WHAT YOU ARE ASKED TO DO:
Retype each of the rows below exactly, omitting the pictures.

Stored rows
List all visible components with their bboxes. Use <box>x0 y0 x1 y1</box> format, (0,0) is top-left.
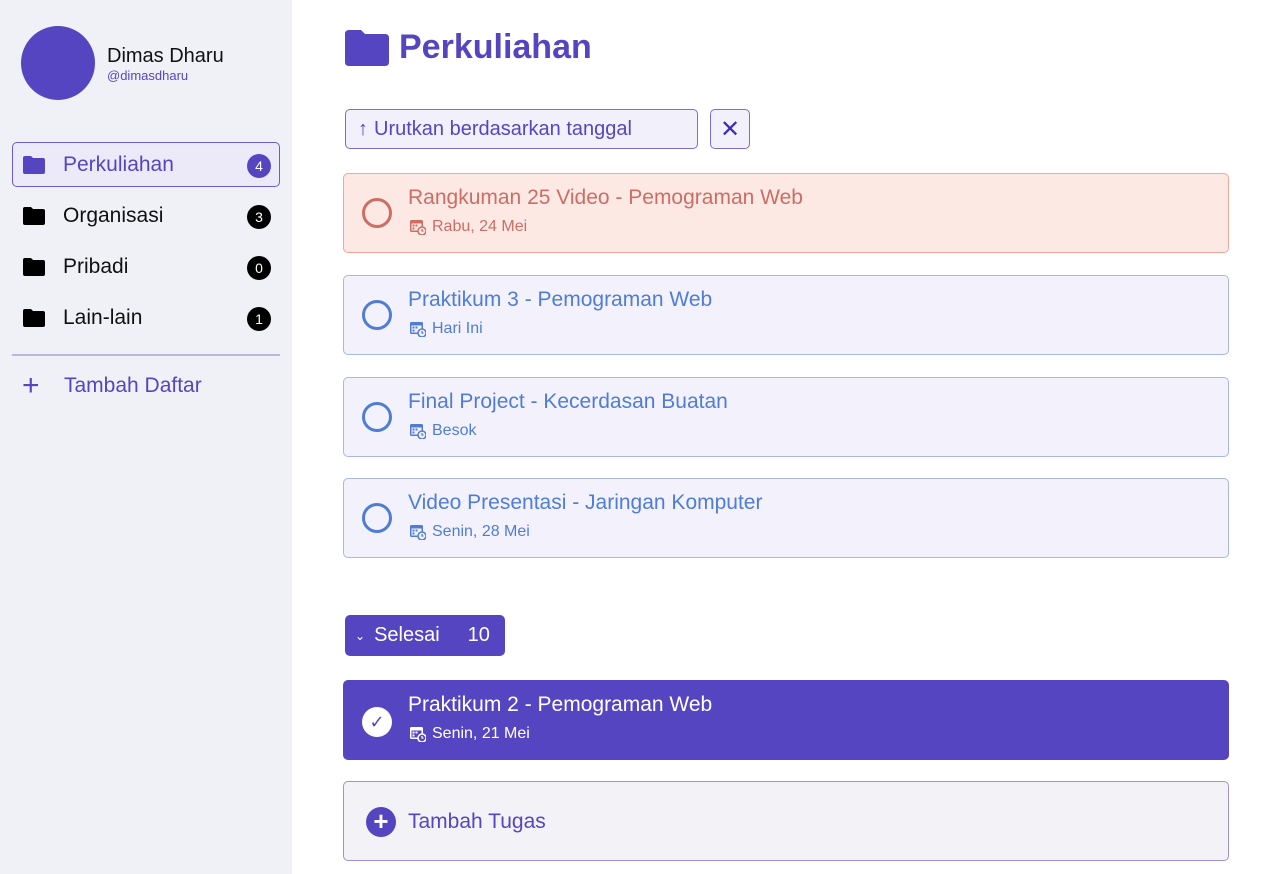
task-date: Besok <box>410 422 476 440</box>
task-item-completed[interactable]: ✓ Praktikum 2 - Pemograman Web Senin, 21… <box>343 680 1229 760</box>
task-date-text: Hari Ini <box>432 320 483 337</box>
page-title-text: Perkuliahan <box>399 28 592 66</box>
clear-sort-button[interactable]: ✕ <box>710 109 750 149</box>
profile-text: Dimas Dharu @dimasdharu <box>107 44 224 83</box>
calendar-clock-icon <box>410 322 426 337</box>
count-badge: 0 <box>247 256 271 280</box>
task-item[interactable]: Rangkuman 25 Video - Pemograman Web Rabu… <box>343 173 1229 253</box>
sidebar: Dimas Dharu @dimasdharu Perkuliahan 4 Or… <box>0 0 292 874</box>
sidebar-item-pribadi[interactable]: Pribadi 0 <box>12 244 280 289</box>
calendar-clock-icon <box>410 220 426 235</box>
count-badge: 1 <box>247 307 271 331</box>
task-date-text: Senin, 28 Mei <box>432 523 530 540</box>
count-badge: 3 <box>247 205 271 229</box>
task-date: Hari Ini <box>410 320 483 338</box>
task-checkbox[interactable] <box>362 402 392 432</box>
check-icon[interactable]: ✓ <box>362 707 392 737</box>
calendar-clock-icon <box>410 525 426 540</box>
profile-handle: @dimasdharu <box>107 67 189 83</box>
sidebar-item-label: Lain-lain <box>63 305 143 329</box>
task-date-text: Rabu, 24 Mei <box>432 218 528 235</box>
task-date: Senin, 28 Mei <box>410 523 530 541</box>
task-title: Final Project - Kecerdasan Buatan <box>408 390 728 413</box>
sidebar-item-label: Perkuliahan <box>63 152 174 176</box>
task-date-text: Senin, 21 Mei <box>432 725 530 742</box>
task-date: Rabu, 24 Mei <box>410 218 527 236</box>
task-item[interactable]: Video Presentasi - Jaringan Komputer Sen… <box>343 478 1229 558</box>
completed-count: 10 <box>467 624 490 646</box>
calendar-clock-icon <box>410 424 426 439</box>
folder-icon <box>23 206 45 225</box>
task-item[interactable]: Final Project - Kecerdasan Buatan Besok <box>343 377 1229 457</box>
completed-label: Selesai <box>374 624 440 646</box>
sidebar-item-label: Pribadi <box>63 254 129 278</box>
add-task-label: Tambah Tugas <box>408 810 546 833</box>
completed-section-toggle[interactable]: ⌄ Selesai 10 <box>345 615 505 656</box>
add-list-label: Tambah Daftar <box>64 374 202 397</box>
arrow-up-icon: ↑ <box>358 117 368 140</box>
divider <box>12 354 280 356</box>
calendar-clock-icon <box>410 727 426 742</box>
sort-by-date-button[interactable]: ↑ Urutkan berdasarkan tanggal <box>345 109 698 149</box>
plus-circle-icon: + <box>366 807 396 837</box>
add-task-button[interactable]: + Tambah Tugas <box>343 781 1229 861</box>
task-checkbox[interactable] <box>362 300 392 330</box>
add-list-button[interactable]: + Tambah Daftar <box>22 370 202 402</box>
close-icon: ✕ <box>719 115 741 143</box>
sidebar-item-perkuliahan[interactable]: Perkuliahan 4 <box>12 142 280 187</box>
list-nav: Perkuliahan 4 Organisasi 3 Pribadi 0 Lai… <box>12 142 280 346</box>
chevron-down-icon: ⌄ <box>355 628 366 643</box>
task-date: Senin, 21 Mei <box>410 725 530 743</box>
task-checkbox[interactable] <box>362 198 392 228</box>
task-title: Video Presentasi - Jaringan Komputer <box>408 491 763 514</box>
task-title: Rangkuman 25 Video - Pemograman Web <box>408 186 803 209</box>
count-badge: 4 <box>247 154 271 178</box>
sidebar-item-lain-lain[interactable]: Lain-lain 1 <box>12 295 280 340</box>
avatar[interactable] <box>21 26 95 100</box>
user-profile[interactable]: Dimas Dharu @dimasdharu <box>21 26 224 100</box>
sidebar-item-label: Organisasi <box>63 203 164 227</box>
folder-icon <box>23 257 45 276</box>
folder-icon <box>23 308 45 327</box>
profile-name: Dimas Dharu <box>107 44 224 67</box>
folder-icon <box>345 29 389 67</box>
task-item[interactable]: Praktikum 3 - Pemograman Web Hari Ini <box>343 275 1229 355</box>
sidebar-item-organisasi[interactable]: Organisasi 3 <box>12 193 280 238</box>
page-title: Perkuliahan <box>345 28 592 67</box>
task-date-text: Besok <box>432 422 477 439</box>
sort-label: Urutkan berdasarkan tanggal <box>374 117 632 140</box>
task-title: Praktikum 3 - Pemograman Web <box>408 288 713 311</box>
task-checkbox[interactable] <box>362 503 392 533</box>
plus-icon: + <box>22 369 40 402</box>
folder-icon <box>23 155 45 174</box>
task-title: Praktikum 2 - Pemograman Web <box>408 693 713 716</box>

RESULT OF THE TASK:
List all visible components with their bboxes. Use <box>x0 y0 x1 y1</box> format, (0,0) is top-left.
task-date: Besok <box>410 422 476 440</box>
task-item-completed[interactable]: ✓ Praktikum 2 - Pemograman Web Senin, 21… <box>343 680 1229 760</box>
task-date-text: Hari Ini <box>432 320 483 337</box>
page-title-text: Perkuliahan <box>399 28 592 66</box>
clear-sort-button[interactable]: ✕ <box>710 109 750 149</box>
profile-text: Dimas Dharu @dimasdharu <box>107 44 224 83</box>
calendar-clock-icon <box>410 322 426 337</box>
count-badge: 0 <box>247 256 271 280</box>
task-item[interactable]: Rangkuman 25 Video - Pemograman Web Rabu… <box>343 173 1229 253</box>
sidebar: Dimas Dharu @dimasdharu Perkuliahan 4 Or… <box>0 0 292 874</box>
sidebar-item-pribadi[interactable]: Pribadi 0 <box>12 244 280 289</box>
calendar-clock-icon <box>410 220 426 235</box>
count-badge: 1 <box>247 307 271 331</box>
task-date-text: Senin, 28 Mei <box>432 523 530 540</box>
count-badge: 3 <box>247 205 271 229</box>
task-date: Hari Ini <box>410 320 483 338</box>
task-checkbox[interactable] <box>362 402 392 432</box>
check-icon[interactable]: ✓ <box>362 707 392 737</box>
calendar-clock-icon <box>410 525 426 540</box>
profile-handle: @dimasdharu <box>107 67 189 83</box>
sidebar-item-label: Lain-lain <box>63 305 143 329</box>
task-date-text: Rabu, 24 Mei <box>432 218 528 235</box>
task-date: Senin, 28 Mei <box>410 523 530 541</box>
task-title: Final Project - Kecerdasan Buatan <box>408 390 728 413</box>
sidebar-item-label: Perkuliahan <box>63 152 174 176</box>
task-date-text: Senin, 21 Mei <box>432 725 530 742</box>
task-date: Rabu, 24 Mei <box>410 218 527 236</box>
task-item[interactable]: Video Presentasi - Jaringan Komputer Sen… <box>343 478 1229 558</box>
completed-count: 10 <box>467 624 490 646</box>
calendar-clock-icon <box>410 424 426 439</box>
folder-icon <box>23 206 45 225</box>
task-item[interactable]: Final Project - Kecerdasan Buatan Besok <box>343 377 1229 457</box>
completed-label: Selesai <box>374 624 440 646</box>
sidebar-item-label: Pribadi <box>63 254 129 278</box>
add-task-label: Tambah Tugas <box>408 810 546 833</box>
completed-section-toggle[interactable]: ⌄ Selesai 10 <box>345 615 505 656</box>
add-list-label: Tambah Daftar <box>64 374 202 397</box>
arrow-up-icon: ↑ <box>358 117 368 140</box>
divider <box>12 354 280 356</box>
calendar-clock-icon <box>410 727 426 742</box>
sort-by-date-button[interactable]: ↑ Urutkan berdasarkan tanggal <box>345 109 698 149</box>
plus-circle-icon: + <box>366 807 396 837</box>
add-task-button[interactable]: + Tambah Tugas <box>343 781 1229 861</box>
task-checkbox[interactable] <box>362 300 392 330</box>
add-list-button[interactable]: + Tambah Daftar <box>22 370 202 402</box>
close-icon: ✕ <box>719 115 741 143</box>
sidebar-item-perkuliahan[interactable]: Perkuliahan 4 <box>12 142 280 187</box>
list-nav: Perkuliahan 4 Organisasi 3 Pribadi 0 Lai… <box>12 142 280 346</box>
chevron-down-icon: ⌄ <box>355 628 366 643</box>
task-date: Senin, 21 Mei <box>410 725 530 743</box>
task-checkbox[interactable] <box>362 198 392 228</box>
task-title: Video Presentasi - Jaringan Komputer <box>408 491 763 514</box>
task-title: Rangkuman 25 Video - Pemograman Web <box>408 186 803 209</box>
count-badge: 4 <box>247 154 271 178</box>
sidebar-item-lain-lain[interactable]: Lain-lain 1 <box>12 295 280 340</box>
avatar[interactable] <box>21 26 95 100</box>
user-profile[interactable]: Dimas Dharu @dimasdharu <box>21 26 224 100</box>
sidebar-item-label: Organisasi <box>63 203 164 227</box>
folder-icon <box>23 257 45 276</box>
folder-icon <box>23 308 45 327</box>
profile-name: Dimas Dharu <box>107 44 224 67</box>
folder-icon <box>345 29 389 67</box>
task-item[interactable]: Praktikum 3 - Pemograman Web Hari Ini <box>343 275 1229 355</box>
sidebar-item-organisasi[interactable]: Organisasi 3 <box>12 193 280 238</box>
page-title: Perkuliahan <box>345 28 592 67</box>
task-date-text: Besok <box>432 422 477 439</box>
sort-label: Urutkan berdasarkan tanggal <box>374 117 632 140</box>
task-title: Praktikum 3 - Pemograman Web <box>408 288 713 311</box>
task-checkbox[interactable] <box>362 503 392 533</box>
plus-icon: + <box>22 369 40 402</box>
folder-icon <box>23 155 45 174</box>
task-title: Praktikum 2 - Pemograman Web <box>408 693 713 716</box>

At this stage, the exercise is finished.